* **Short exercise**:
Carry none of the pictures over; write out the complete data exactly.

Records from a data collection
────────────────────────────────────────
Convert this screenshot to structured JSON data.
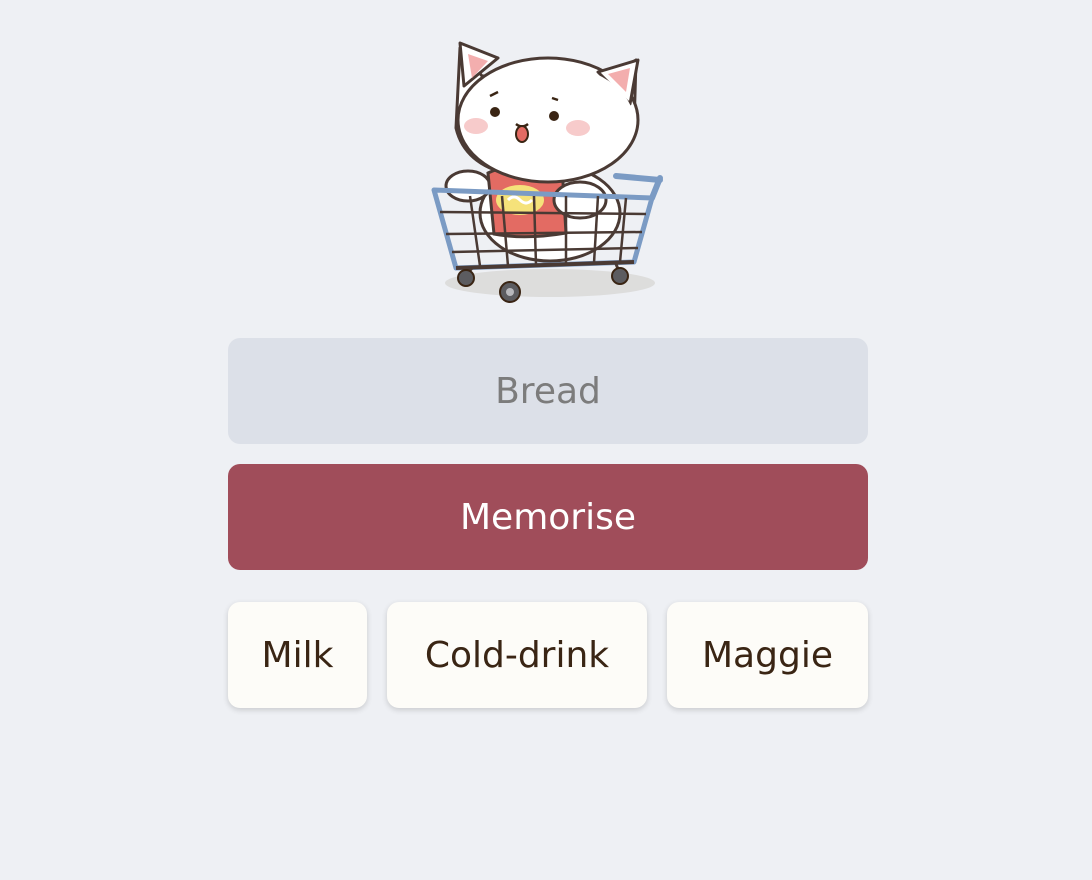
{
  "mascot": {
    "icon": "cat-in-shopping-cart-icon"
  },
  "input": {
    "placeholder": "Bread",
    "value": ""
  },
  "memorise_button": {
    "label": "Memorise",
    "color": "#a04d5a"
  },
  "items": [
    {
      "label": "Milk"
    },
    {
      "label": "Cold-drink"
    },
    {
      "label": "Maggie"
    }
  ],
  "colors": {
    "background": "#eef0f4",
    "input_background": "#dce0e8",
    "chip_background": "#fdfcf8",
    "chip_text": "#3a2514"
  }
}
────────────────────────────────────────
* **Solution to the exercise**:
Convert this screenshot to structured JSON data.
{
  "mascot": {
    "icon": "cat-in-shopping-cart-icon"
  },
  "input": {
    "placeholder": "Bread",
    "value": ""
  },
  "memorise_button": {
    "label": "Memorise",
    "color": "#a04d5a"
  },
  "items": [
    {
      "label": "Milk"
    },
    {
      "label": "Cold-drink"
    },
    {
      "label": "Maggie"
    }
  ],
  "colors": {
    "background": "#eef0f4",
    "input_background": "#dce0e8",
    "chip_background": "#fdfcf8",
    "chip_text": "#3a2514"
  }
}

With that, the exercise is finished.